Every entry that follows should be repeated exactly; drop the images.

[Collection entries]
┌────────

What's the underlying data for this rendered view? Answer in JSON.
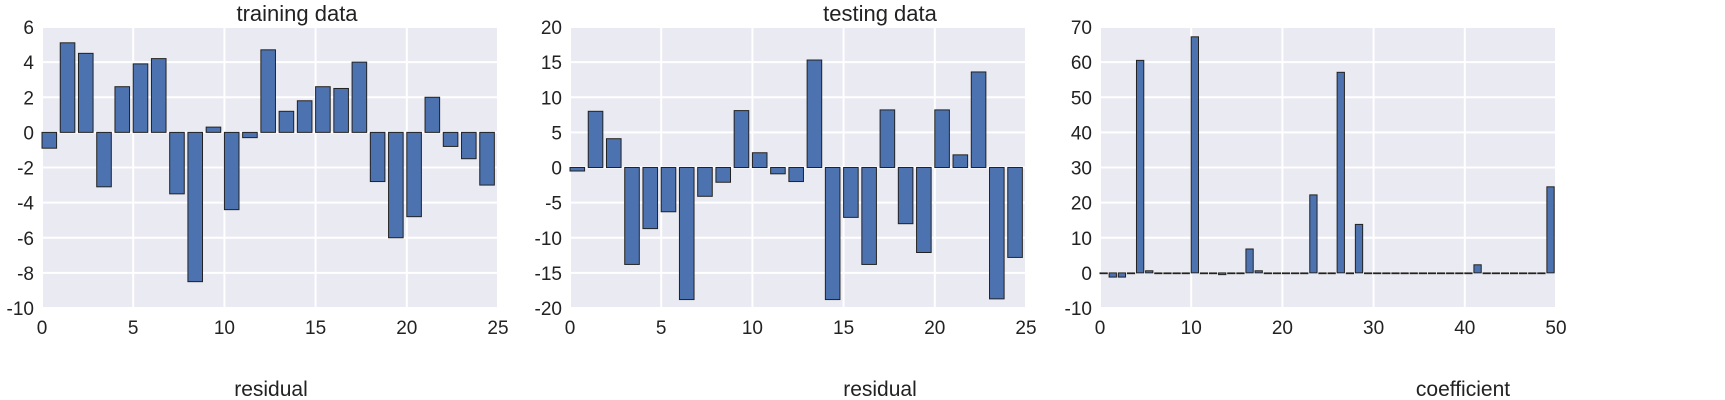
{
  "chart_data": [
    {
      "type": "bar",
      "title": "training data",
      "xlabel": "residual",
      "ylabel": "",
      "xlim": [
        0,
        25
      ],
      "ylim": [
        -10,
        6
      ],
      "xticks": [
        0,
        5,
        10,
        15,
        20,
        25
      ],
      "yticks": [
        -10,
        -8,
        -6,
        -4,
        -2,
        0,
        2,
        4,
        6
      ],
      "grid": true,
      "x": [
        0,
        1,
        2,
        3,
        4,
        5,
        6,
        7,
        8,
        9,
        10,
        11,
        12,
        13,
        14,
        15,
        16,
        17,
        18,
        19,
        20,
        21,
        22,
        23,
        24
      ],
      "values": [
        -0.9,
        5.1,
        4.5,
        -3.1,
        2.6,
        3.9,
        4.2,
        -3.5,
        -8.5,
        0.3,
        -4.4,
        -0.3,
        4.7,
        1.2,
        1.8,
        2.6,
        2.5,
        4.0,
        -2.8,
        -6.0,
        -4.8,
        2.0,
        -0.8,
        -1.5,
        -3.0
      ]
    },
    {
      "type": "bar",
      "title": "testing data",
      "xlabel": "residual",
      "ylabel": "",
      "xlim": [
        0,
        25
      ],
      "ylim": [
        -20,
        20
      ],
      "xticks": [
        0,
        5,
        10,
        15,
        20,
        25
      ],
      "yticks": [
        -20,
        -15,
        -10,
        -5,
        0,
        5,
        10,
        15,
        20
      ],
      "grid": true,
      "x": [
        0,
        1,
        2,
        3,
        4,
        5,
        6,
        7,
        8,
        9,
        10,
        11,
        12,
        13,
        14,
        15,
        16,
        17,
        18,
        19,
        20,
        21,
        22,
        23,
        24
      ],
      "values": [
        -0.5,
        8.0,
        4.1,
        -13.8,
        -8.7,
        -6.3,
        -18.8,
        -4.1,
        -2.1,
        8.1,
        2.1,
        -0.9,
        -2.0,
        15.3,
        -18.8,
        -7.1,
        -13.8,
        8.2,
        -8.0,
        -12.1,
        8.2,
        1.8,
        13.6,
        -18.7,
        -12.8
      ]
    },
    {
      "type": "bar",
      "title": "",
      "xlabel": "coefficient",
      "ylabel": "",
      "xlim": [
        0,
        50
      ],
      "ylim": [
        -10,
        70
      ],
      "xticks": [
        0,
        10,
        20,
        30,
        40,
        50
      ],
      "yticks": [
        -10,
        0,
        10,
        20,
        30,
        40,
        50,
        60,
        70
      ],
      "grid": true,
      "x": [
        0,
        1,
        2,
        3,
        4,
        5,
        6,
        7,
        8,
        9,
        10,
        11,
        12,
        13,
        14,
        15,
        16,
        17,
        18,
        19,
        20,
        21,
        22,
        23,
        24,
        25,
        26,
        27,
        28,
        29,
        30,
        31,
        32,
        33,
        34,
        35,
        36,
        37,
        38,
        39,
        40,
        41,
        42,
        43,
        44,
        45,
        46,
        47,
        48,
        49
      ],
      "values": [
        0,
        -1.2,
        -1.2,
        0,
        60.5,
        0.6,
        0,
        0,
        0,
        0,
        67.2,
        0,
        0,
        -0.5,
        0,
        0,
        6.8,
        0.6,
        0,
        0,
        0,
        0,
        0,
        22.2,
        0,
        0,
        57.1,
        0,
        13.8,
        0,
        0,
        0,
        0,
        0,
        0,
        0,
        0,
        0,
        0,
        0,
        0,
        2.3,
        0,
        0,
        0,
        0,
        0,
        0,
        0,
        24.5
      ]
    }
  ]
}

└────────

• [Output for this exercise]
What's the underlying data for this rendered view? Answer in JSON.
{
  "chart_data": [
    {
      "type": "bar",
      "title": "training data",
      "xlabel": "residual",
      "ylabel": "",
      "xlim": [
        0,
        25
      ],
      "ylim": [
        -10,
        6
      ],
      "xticks": [
        0,
        5,
        10,
        15,
        20,
        25
      ],
      "yticks": [
        -10,
        -8,
        -6,
        -4,
        -2,
        0,
        2,
        4,
        6
      ],
      "grid": true,
      "x": [
        0,
        1,
        2,
        3,
        4,
        5,
        6,
        7,
        8,
        9,
        10,
        11,
        12,
        13,
        14,
        15,
        16,
        17,
        18,
        19,
        20,
        21,
        22,
        23,
        24
      ],
      "values": [
        -0.9,
        5.1,
        4.5,
        -3.1,
        2.6,
        3.9,
        4.2,
        -3.5,
        -8.5,
        0.3,
        -4.4,
        -0.3,
        4.7,
        1.2,
        1.8,
        2.6,
        2.5,
        4.0,
        -2.8,
        -6.0,
        -4.8,
        2.0,
        -0.8,
        -1.5,
        -3.0
      ]
    },
    {
      "type": "bar",
      "title": "testing data",
      "xlabel": "residual",
      "ylabel": "",
      "xlim": [
        0,
        25
      ],
      "ylim": [
        -20,
        20
      ],
      "xticks": [
        0,
        5,
        10,
        15,
        20,
        25
      ],
      "yticks": [
        -20,
        -15,
        -10,
        -5,
        0,
        5,
        10,
        15,
        20
      ],
      "grid": true,
      "x": [
        0,
        1,
        2,
        3,
        4,
        5,
        6,
        7,
        8,
        9,
        10,
        11,
        12,
        13,
        14,
        15,
        16,
        17,
        18,
        19,
        20,
        21,
        22,
        23,
        24
      ],
      "values": [
        -0.5,
        8.0,
        4.1,
        -13.8,
        -8.7,
        -6.3,
        -18.8,
        -4.1,
        -2.1,
        8.1,
        2.1,
        -0.9,
        -2.0,
        15.3,
        -18.8,
        -7.1,
        -13.8,
        8.2,
        -8.0,
        -12.1,
        8.2,
        1.8,
        13.6,
        -18.7,
        -12.8
      ]
    },
    {
      "type": "bar",
      "title": "",
      "xlabel": "coefficient",
      "ylabel": "",
      "xlim": [
        0,
        50
      ],
      "ylim": [
        -10,
        70
      ],
      "xticks": [
        0,
        10,
        20,
        30,
        40,
        50
      ],
      "yticks": [
        -10,
        0,
        10,
        20,
        30,
        40,
        50,
        60,
        70
      ],
      "grid": true,
      "x": [
        0,
        1,
        2,
        3,
        4,
        5,
        6,
        7,
        8,
        9,
        10,
        11,
        12,
        13,
        14,
        15,
        16,
        17,
        18,
        19,
        20,
        21,
        22,
        23,
        24,
        25,
        26,
        27,
        28,
        29,
        30,
        31,
        32,
        33,
        34,
        35,
        36,
        37,
        38,
        39,
        40,
        41,
        42,
        43,
        44,
        45,
        46,
        47,
        48,
        49
      ],
      "values": [
        0,
        -1.2,
        -1.2,
        0,
        60.5,
        0.6,
        0,
        0,
        0,
        0,
        67.2,
        0,
        0,
        -0.5,
        0,
        0,
        6.8,
        0.6,
        0,
        0,
        0,
        0,
        0,
        22.2,
        0,
        0,
        57.1,
        0,
        13.8,
        0,
        0,
        0,
        0,
        0,
        0,
        0,
        0,
        0,
        0,
        0,
        0,
        2.3,
        0,
        0,
        0,
        0,
        0,
        0,
        0,
        24.5
      ]
    }
  ]
}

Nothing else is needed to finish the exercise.